Sexually Transmitted Diseases (STD) are HIV and AIDs, where there are treatments but NO KNOWN CURES.
06/13/2009
~*SurrealisticFantasy*~ ~*SurrealisticFantasy*~
Quote:
Originally posted by bodymodboy
I just want to point out that HIV is not an STI. Sexual Transmitted Infections (STI) are curable, such as some strands of HPV, Hepatitis C and B, Pubic Lice (crabs), Chlamydia, Gonorrhea, Herpes, Scabies, Trichomonasis, Yeast Infections, and ... More
Hmm I never knew that, I thought they were interchangeable terms. It's kind of weird because a virus is still an "infection" whether it's curable or not, and all of the curable infections are likewise considered "diseases" as well. Do you know why this distinction between the two terms is made? I mean, what the reasoning behind it is? I'm very curious now.
06/13/2009
Adriana Ravenlust Adriana Ravenlust
Quote:
Originally posted by bodymodboy
I just want to point out that HIV is not an STI. Sexual Transmitted Infections (STI) are curable, such as some strands of HPV, Hepatitis C and B, Pubic Lice (crabs), Chlamydia, Gonorrhea, Herpes, Scabies, Trichomonasis, Yeast Infections, and ... More
I think you're taking the term too literally. There is a thread around here about the difference between the terms and someone even said that they're interchangeable in the medical community.
06/14/2009
Femme Mystique Femme Mystique
I was under the impression that STI was the politically correct, all-encompassing term. That is the context under which I asked the question.
06/14/2009
bodymodboy bodymodboy
Quote:
Originally posted by Adriana Ravenlust
I think you're taking the term too literally. There is a thread around here about the difference between the terms and someone even said that they're interchangeable in the medical community.

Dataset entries

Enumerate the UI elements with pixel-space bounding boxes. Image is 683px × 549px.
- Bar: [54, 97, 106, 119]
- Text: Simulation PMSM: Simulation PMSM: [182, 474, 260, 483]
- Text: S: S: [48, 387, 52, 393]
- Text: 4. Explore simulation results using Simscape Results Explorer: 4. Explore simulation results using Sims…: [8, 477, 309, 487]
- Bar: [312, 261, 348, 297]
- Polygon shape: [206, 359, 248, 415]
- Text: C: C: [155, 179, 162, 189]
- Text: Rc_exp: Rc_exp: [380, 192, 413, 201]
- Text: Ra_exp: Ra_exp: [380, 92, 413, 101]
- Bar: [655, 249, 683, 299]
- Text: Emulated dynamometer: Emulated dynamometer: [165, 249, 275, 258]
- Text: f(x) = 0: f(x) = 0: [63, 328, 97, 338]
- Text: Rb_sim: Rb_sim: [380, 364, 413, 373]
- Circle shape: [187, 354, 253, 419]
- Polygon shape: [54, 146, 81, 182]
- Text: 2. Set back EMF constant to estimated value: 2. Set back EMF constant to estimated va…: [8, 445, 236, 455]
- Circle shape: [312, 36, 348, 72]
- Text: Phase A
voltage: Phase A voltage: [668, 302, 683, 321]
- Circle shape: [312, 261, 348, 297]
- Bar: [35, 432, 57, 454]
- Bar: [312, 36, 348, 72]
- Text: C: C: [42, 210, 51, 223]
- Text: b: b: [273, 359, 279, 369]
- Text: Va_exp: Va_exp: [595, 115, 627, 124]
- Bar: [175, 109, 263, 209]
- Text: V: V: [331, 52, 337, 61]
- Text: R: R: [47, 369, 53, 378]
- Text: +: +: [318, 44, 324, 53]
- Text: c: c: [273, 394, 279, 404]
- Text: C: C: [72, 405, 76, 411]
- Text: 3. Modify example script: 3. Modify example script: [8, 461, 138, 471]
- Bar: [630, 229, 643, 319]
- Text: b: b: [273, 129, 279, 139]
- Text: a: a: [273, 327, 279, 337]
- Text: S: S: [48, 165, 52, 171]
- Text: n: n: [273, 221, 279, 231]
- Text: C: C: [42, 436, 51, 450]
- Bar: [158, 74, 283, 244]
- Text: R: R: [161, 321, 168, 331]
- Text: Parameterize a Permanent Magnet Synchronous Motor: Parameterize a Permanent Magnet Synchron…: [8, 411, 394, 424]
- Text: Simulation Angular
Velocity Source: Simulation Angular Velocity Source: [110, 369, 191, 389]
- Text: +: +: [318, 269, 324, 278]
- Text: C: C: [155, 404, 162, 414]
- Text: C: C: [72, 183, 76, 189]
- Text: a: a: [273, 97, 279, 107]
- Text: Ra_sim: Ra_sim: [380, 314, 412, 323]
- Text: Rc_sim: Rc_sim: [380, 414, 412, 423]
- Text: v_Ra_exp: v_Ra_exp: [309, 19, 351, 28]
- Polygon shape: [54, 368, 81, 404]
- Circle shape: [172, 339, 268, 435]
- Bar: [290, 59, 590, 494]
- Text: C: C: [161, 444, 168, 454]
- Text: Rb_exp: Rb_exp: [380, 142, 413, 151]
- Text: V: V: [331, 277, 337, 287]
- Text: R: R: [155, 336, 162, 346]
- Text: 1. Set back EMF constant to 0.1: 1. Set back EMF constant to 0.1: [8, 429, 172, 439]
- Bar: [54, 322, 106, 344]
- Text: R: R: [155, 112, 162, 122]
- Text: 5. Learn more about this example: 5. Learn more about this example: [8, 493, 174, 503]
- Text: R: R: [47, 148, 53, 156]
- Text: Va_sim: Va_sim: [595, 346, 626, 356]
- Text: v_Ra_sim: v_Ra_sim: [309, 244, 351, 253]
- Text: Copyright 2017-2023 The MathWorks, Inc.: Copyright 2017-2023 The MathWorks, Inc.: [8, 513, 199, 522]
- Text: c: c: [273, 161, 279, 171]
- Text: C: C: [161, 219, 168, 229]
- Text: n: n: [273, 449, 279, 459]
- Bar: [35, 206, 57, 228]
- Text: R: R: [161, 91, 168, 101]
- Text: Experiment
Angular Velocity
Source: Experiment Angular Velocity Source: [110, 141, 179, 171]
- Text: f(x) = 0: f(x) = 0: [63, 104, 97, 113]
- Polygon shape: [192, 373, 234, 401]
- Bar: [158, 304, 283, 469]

▶ EXERCISE TASKS:
1. Rewrite the forum thread's paragraph that begins "Hmm I never knew that" as a shorter version that keeps its main points.
2. According to the forum thread, what did Femme Mystique believe the term STI was?
3. List every username that appears in the forum thread.

▶ YOUR RESPONSES:
1. The poster had thought the two terms were interchangeable. The distinction seems odd, since a virus is still an infection whether or not it is curable, and curable infections are also considered diseases. The poster asks what the reasoning behind the distinction is.

2. Femme Mystique believed STI was the politically correct, all-encompassing term.

3.
~*SurrealisticFantasy*~
Adriana Ravenlust
Femme Mystique
bodymodboy